===== Records shown =====
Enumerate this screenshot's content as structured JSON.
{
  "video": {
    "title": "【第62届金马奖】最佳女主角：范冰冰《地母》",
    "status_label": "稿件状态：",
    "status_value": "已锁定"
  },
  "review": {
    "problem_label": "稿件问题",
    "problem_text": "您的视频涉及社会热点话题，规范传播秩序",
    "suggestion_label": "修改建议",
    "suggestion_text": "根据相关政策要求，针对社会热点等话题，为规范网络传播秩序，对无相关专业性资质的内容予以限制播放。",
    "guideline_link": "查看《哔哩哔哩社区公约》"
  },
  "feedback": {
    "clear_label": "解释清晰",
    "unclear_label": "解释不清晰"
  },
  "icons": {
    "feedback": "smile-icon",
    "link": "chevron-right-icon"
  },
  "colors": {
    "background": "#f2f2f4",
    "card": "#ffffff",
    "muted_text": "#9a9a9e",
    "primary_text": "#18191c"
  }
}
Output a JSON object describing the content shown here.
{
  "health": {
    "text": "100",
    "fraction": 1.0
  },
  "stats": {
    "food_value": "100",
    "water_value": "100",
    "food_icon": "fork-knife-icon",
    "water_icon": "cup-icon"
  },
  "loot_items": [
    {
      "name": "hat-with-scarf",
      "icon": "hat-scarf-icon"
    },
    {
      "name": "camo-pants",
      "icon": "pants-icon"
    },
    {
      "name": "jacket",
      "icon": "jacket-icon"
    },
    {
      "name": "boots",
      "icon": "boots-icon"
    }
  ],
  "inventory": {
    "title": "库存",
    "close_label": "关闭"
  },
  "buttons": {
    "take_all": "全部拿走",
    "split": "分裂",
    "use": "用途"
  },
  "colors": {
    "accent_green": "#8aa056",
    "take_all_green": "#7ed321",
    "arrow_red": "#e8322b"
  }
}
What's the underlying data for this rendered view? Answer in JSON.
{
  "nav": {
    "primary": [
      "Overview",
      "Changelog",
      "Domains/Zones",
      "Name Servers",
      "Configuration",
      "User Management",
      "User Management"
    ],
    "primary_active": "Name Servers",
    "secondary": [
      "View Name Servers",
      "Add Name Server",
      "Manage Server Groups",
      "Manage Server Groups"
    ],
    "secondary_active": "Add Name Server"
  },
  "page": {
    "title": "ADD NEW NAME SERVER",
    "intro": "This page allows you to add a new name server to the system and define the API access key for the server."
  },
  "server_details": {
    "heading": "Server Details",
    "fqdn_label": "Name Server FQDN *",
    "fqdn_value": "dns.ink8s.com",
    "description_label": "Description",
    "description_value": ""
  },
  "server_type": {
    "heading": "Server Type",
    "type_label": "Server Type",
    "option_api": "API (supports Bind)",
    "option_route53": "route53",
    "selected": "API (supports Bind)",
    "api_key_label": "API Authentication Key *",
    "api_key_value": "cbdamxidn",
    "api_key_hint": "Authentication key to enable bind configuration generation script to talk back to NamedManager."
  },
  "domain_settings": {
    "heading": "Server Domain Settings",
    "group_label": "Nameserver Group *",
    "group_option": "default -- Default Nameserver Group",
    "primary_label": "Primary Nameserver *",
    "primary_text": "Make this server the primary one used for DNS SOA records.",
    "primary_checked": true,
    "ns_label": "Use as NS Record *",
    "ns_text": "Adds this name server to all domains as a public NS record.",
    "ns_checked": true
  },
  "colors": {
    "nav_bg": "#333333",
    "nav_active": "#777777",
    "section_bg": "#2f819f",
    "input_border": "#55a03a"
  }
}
=====
▶ Exercise instructions:
Retype the whole listing, matching it exactly.

▶ Written answer:
Enumerate this screenshot's content as structured JSON.
{
  "video": {
    "title": "【第62届金马奖】最佳女主角：范冰冰《地母》",
    "status_label": "稿件状态：",
    "status_value": "已锁定"
  },
  "review": {
    "problem_label": "稿件问题",
    "problem_text": "您的视频涉及社会热点话题，规范传播秩序",
    "suggestion_label": "修改建议",
    "suggestion_text": "根据相关政策要求，针对社会热点等话题，为规范网络传播秩序，对无相关专业性资质的内容予以限制播放。",
    "guideline_link": "查看《哔哩哔哩社区公约》"
  },
  "feedback": {
    "clear_label": "解释清晰",
    "unclear_label": "解释不清晰"
  },
  "icons": {
    "feedback": "smile-icon",
    "link": "chevron-right-icon"
  },
  "colors": {
    "background": "#f2f2f4",
    "card": "#ffffff",
    "muted_text": "#9a9a9e",
    "primary_text": "#18191c"
  }
}
Output a JSON object describing the content shown here.
{
  "health": {
    "text": "100",
    "fraction": 1.0
  },
  "stats": {
    "food_value": "100",
    "water_value": "100",
    "food_icon": "fork-knife-icon",
    "water_icon": "cup-icon"
  },
  "loot_items": [
    {
      "name": "hat-with-scarf",
      "icon": "hat-scarf-icon"
    },
    {
      "name": "camo-pants",
      "icon": "pants-icon"
    },
    {
      "name": "jacket",
      "icon": "jacket-icon"
    },
    {
      "name": "boots",
      "icon": "boots-icon"
    }
  ],
  "inventory": {
    "title": "库存",
    "close_label": "关闭"
  },
  "buttons": {
    "take_all": "全部拿走",
    "split": "分裂",
    "use": "用途"
  },
  "colors": {
    "accent_green": "#8aa056",
    "take_all_green": "#7ed321",
    "arrow_red": "#e8322b"
  }
}
What's the underlying data for this rendered view? Answer in JSON.
{
  "nav": {
    "primary": [
      "Overview",
      "Changelog",
      "Domains/Zones",
      "Name Servers",
      "Configuration",
      "User Management",
      "User Management"
    ],
    "primary_active": "Name Servers",
    "secondary": [
      "View Name Servers",
      "Add Name Server",
      "Manage Server Groups",
      "Manage Server Groups"
    ],
    "secondary_active": "Add Name Server"
  },
  "page": {
    "title": "ADD NEW NAME SERVER",
    "intro": "This page allows you to add a new name server to the system and define the API access key for the server."
  },
  "server_details": {
    "heading": "Server Details",
    "fqdn_label": "Name Server FQDN *",
    "fqdn_value": "dns.ink8s.com",
    "description_label": "Description",
    "description_value": ""
  },
  "server_type": {
    "heading": "Server Type",
    "type_label": "Server Type",
    "option_api": "API (supports Bind)",
    "option_route53": "route53",
    "selected": "API (supports Bind)",
    "api_key_label": "API Authentication Key *",
    "api_key_value": "cbdamxidn",
    "api_key_hint": "Authentication key to enable bind configuration generation script to talk back to NamedManager."
  },
  "domain_settings": {
    "heading": "Server Domain Settings",
    "group_label": "Nameserver Group *",
    "group_option": "default -- Default Nameserver Group",
    "primary_label": "Primary Nameserver *",
    "primary_text": "Make this server the primary one used for DNS SOA records.",
    "primary_checked": true,
    "ns_label": "Use as NS Record *",
    "ns_text": "Adds this name server to all domains as a public NS record.",
    "ns_checked": true
  },
  "colors": {
    "nav_bg": "#333333",
    "nav_active": "#777777",
    "section_bg": "#2f819f",
    "input_border": "#55a03a"
  }
}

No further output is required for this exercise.